# Aim
Read the lines below. Copy out any that hold the string "title".

[Dataset listings of figures]
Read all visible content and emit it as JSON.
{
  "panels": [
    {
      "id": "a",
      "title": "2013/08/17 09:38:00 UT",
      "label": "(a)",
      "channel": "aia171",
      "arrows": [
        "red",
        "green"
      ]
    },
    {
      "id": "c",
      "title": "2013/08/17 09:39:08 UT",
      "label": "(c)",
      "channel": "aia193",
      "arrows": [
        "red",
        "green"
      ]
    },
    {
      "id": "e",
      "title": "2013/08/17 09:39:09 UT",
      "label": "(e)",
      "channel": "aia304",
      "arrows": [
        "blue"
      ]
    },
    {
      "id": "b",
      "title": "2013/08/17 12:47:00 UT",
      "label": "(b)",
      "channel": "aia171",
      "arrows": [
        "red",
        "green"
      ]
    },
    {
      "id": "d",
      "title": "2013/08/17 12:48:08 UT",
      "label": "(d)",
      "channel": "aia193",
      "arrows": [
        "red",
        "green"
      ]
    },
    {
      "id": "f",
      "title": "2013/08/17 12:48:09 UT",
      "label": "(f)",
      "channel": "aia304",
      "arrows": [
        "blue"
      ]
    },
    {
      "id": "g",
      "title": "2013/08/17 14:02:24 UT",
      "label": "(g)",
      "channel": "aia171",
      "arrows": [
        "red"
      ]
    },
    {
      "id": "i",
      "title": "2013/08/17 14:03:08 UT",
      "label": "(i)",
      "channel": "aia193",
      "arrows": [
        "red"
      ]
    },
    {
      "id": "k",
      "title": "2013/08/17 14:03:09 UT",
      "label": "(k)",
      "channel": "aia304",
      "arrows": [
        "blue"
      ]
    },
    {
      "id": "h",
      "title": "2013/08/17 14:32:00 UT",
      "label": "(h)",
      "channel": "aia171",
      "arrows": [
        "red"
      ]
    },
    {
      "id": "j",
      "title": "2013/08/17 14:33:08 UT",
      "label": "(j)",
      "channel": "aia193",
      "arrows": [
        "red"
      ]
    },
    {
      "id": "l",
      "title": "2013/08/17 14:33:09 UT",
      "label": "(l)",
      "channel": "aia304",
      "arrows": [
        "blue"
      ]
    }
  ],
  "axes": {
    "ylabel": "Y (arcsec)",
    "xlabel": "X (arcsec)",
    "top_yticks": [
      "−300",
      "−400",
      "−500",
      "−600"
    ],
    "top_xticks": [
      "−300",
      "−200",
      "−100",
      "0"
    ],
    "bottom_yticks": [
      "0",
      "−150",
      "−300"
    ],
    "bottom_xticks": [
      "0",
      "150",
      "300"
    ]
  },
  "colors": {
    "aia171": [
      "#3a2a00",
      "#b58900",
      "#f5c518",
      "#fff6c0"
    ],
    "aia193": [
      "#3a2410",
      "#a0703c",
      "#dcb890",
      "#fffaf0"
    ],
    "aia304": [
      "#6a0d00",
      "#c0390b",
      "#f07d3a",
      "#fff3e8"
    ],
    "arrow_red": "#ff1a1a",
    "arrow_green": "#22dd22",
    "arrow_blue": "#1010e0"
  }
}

# Task result
      "title": "2013/08/17 09:38:00 UT",
      "title": "2013/08/17 09:39:08 UT",
      "title": "2013/08/17 09:39:09 UT",
      "title": "2013/08/17 12:47:00 UT",
      "title": "2013/08/17 12:48:08 UT",
      "title": "2013/08/17 12:48:09 UT",
      "title": "2013/08/17 14:02:24 UT",
      "title": "2013/08/17 14:03:08 UT",
      "title": "2013/08/17 14:03:09 UT",
      "title": "2013/08/17 14:32:00 UT",
      "title": "2013/08/17 14:33:08 UT",
      "title": "2013/08/17 14:33:09 UT",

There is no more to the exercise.